The request:
In the listing below, find every line containing "title" and copy it out.

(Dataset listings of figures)
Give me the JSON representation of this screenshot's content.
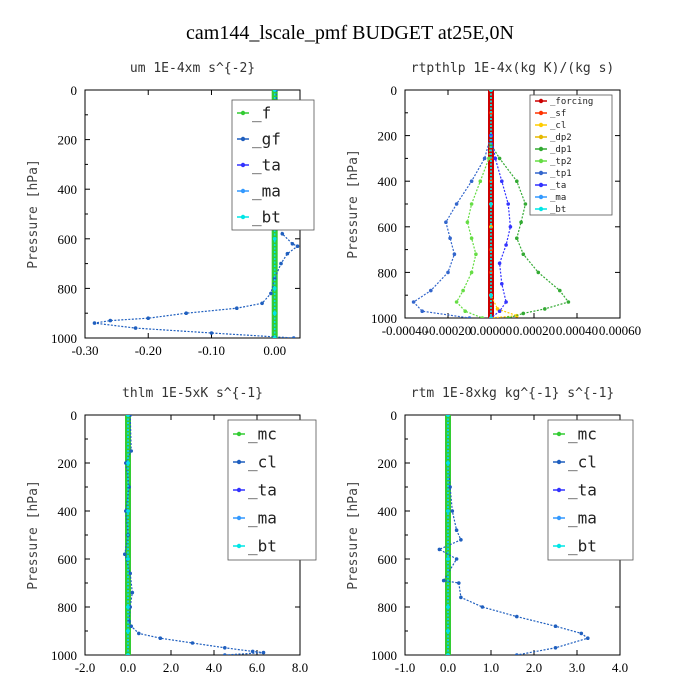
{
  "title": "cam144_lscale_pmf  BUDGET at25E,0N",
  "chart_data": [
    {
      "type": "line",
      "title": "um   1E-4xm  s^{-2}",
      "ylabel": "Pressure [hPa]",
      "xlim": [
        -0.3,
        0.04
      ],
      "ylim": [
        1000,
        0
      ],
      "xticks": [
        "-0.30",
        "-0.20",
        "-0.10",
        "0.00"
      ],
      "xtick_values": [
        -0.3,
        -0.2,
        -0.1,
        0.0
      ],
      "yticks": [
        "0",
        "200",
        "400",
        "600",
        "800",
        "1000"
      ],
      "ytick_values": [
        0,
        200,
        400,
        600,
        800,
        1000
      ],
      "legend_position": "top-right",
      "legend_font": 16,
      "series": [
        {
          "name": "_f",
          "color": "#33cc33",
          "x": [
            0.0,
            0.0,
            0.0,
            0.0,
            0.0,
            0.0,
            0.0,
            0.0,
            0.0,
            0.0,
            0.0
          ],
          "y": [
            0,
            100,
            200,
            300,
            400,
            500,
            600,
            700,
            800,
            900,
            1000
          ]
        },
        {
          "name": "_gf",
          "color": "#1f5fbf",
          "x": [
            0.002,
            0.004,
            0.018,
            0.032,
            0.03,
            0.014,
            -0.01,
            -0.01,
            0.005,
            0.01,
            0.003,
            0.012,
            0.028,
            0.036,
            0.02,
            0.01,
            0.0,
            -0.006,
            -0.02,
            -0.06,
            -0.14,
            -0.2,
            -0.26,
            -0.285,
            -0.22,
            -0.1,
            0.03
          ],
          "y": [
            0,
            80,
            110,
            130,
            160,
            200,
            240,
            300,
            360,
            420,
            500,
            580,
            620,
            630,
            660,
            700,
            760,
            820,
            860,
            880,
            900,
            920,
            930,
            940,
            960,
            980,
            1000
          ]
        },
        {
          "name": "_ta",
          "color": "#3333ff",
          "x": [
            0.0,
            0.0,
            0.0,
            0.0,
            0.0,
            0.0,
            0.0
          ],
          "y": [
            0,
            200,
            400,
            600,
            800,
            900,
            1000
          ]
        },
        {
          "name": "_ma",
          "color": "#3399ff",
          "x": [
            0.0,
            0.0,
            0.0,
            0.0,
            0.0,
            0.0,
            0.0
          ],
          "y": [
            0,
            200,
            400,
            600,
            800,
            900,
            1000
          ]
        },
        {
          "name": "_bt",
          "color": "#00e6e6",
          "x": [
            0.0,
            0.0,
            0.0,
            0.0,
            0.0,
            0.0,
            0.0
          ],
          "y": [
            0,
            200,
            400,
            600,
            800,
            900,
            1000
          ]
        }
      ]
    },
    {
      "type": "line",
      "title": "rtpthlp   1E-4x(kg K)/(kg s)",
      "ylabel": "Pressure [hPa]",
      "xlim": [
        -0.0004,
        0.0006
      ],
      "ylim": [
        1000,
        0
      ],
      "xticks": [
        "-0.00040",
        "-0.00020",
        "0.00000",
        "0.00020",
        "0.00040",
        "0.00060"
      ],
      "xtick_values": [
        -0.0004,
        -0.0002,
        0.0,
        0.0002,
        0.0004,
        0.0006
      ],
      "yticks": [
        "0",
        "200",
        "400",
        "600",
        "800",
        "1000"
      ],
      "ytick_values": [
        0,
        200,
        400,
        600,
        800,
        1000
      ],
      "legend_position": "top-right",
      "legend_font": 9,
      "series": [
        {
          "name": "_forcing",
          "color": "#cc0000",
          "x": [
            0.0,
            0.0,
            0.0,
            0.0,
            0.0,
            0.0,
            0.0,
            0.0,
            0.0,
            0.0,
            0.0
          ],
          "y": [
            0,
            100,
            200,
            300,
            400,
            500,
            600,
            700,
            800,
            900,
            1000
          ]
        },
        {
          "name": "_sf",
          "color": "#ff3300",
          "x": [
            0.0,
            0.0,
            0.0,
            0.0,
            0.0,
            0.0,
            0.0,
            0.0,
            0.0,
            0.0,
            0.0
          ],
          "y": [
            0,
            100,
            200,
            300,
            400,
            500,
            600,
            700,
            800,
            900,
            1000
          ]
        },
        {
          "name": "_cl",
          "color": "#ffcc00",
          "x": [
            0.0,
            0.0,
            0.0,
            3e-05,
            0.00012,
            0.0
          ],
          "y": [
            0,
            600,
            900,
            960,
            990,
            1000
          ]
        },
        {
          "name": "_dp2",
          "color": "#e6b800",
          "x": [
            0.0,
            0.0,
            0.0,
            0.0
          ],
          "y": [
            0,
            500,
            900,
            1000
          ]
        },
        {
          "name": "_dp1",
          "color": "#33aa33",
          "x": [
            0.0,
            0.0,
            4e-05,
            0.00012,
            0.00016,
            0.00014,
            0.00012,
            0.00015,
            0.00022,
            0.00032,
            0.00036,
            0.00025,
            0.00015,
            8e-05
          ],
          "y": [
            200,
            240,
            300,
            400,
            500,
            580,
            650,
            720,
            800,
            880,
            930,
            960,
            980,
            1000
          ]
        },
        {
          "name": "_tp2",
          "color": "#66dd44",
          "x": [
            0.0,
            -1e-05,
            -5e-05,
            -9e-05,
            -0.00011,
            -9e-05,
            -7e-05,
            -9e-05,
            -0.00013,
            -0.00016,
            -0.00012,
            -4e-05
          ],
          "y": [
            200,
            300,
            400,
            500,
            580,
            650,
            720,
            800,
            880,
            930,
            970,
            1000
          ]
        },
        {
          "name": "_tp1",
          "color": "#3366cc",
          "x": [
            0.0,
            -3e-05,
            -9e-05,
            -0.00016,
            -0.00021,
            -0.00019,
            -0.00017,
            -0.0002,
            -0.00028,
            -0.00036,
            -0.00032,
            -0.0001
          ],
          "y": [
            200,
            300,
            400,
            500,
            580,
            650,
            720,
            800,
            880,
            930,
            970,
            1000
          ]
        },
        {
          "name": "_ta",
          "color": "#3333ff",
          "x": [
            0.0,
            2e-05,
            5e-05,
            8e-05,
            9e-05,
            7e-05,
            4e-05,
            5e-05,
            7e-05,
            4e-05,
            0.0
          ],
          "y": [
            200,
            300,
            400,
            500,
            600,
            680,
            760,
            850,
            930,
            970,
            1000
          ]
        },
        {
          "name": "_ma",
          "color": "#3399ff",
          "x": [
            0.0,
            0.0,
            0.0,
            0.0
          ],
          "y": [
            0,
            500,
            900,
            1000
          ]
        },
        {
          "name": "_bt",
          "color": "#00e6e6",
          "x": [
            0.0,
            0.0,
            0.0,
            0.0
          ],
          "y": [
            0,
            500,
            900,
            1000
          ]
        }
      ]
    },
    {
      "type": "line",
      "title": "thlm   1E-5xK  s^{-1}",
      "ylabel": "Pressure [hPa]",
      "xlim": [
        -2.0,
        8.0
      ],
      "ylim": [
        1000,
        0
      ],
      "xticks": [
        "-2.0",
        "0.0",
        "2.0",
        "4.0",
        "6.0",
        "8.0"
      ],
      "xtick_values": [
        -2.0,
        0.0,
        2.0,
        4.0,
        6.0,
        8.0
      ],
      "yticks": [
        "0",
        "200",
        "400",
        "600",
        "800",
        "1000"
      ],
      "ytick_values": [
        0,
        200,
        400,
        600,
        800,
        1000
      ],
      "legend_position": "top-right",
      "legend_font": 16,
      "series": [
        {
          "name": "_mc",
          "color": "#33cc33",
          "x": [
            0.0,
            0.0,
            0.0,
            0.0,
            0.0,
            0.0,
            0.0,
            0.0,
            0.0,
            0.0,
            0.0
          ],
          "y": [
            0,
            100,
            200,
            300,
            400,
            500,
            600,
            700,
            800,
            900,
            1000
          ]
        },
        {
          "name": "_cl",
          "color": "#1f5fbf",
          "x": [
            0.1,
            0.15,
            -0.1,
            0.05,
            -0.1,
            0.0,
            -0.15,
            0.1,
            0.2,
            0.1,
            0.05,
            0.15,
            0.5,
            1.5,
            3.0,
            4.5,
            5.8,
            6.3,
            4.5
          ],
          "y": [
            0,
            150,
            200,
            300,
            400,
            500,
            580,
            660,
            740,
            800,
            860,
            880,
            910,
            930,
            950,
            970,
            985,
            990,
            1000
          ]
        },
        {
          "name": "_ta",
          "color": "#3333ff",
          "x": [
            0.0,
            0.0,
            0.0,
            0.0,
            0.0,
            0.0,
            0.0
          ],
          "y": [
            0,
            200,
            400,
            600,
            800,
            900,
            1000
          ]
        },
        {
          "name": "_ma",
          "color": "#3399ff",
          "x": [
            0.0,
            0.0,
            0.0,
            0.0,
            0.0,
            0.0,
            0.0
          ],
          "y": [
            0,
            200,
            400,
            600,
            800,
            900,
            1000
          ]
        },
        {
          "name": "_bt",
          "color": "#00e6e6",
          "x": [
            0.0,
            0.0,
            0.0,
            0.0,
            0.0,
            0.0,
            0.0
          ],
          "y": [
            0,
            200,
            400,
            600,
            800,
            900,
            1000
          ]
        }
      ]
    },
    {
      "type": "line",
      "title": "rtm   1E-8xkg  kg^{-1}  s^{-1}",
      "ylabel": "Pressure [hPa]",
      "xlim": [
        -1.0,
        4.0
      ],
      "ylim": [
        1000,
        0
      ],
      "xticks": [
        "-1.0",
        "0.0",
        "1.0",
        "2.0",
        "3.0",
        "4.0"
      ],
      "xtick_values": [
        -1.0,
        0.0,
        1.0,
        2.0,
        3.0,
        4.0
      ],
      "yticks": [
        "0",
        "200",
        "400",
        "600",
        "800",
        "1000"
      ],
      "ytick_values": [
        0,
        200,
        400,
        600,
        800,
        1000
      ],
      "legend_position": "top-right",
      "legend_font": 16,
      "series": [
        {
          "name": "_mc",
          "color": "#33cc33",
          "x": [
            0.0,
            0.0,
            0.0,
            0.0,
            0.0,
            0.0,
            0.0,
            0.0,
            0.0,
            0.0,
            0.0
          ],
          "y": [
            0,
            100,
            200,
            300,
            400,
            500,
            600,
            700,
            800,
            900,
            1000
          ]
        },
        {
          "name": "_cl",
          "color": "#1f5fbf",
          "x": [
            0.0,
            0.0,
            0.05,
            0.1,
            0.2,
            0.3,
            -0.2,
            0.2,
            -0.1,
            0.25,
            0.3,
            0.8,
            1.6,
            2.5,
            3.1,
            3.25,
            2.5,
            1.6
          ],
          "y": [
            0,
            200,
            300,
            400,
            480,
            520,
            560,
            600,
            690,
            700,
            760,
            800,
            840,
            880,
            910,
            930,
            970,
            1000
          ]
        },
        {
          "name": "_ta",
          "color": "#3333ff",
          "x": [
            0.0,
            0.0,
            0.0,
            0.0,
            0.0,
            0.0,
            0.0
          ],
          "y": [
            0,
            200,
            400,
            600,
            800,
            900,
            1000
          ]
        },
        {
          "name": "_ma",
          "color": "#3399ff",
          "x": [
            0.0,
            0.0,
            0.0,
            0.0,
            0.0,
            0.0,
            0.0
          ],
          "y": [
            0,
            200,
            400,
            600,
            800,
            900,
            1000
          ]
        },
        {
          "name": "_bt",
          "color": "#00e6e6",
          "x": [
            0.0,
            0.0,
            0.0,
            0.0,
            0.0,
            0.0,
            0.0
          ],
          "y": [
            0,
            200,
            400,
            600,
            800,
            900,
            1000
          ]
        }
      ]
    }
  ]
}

Written answer:
  "title": "cam144_lscale_pmf  BUDGET at25E,0N",
      "title": "um   1E-4xm  s^{-2}",
      "title": "rtpthlp   1E-4x(kg K)/(kg s)",
      "title": "thlm   1E-5xK  s^{-1}",
      "title": "rtm   1E-8xkg  kg^{-1}  s^{-1}",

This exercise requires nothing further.